Retype all material exactly. Pictures stay out of the copy.

(Data records)
━━━━━━━━━━━━━━━━━━━━

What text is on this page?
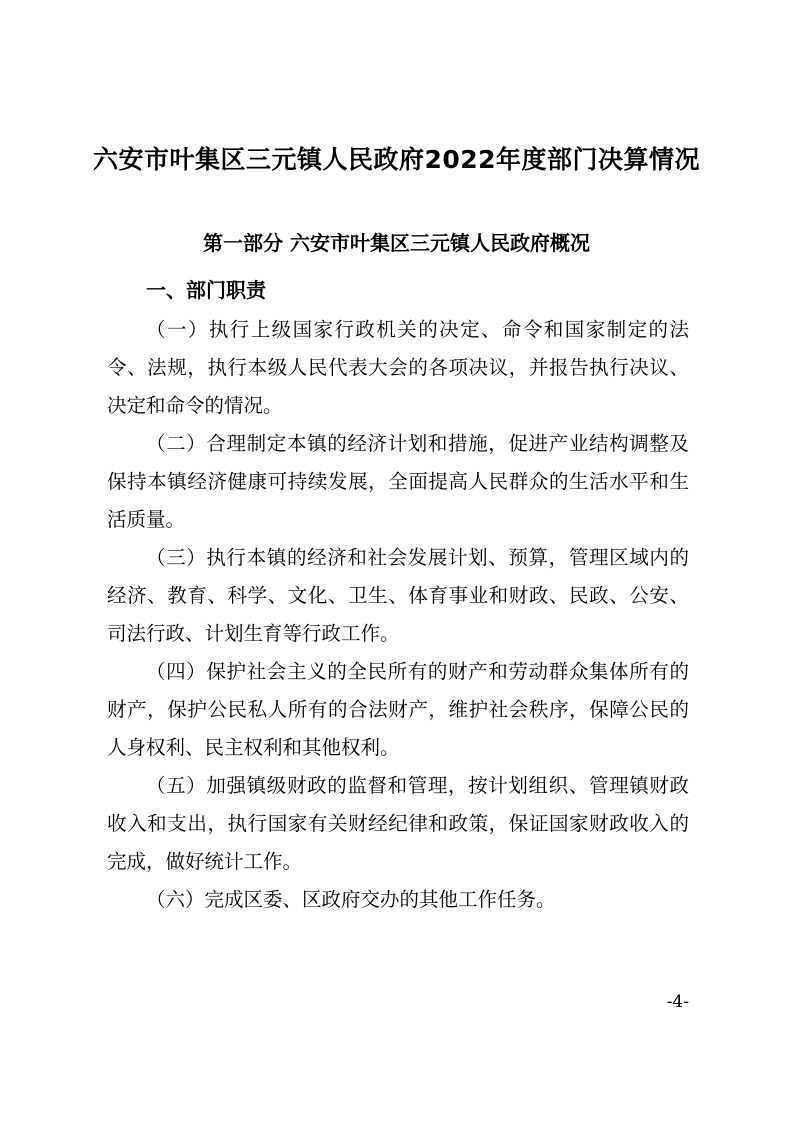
六安市叶集区三元镇人民政府2022年度部门决算情况
第一部分 六安市叶集区三元镇人民政府概况
一、部门职责

（一）执行上级国家行政机关的决定、命令和国家制定的法令、法规，执行本级人民代表大会的各项决议，并报告执行决议、决定和命令的情况。

（二）合理制定本镇的经济计划和措施，促进产业结构调整及保持本镇经济健康可持续发展，全面提高人民群众的生活水平和生活质量。

（三）执行本镇的经济和社会发展计划、预算，管理区域内的经济、教育、科学、文化、卫生、体育事业和财政、民政、公安、司法行政、计划生育等行政工作。

（四）保护社会主义的全民所有的财产和劳动群众集体所有的财产，保护公民私人所有的合法财产，维护社会秩序，保障公民的人身权利、民主权利和其他权利。

（五）加强镇级财政的监督和管理，按计划组织、管理镇财政收入和支出，执行国家有关财经纪律和政策，保证国家财政收入的完成，做好统计工作。

（六）完成区委、区政府交办的其他工作任务。

-4-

━━━━━━━━━━━━━━━━━━━━

WRITTEN SOLUTION:
What text is on this page?
六安市叶集区三元镇人民政府2022年度部门决算情况
第一部分 六安市叶集区三元镇人民政府概况
一、部门职责

（一）执行上级国家行政机关的决定、命令和国家制定的法令、法规，执行本级人民代表大会的各项决议，并报告执行决议、决定和命令的情况。

（二）合理制定本镇的经济计划和措施，促进产业结构调整及保持本镇经济健康可持续发展，全面提高人民群众的生活水平和生活质量。

（三）执行本镇的经济和社会发展计划、预算，管理区域内的经济、教育、科学、文化、卫生、体育事业和财政、民政、公安、司法行政、计划生育等行政工作。

（四）保护社会主义的全民所有的财产和劳动群众集体所有的财产，保护公民私人所有的合法财产，维护社会秩序，保障公民的人身权利、民主权利和其他权利。

（五）加强镇级财政的监督和管理，按计划组织、管理镇财政收入和支出，执行国家有关财经纪律和政策，保证国家财政收入的完成，做好统计工作。

（六）完成区委、区政府交办的其他工作任务。

-4-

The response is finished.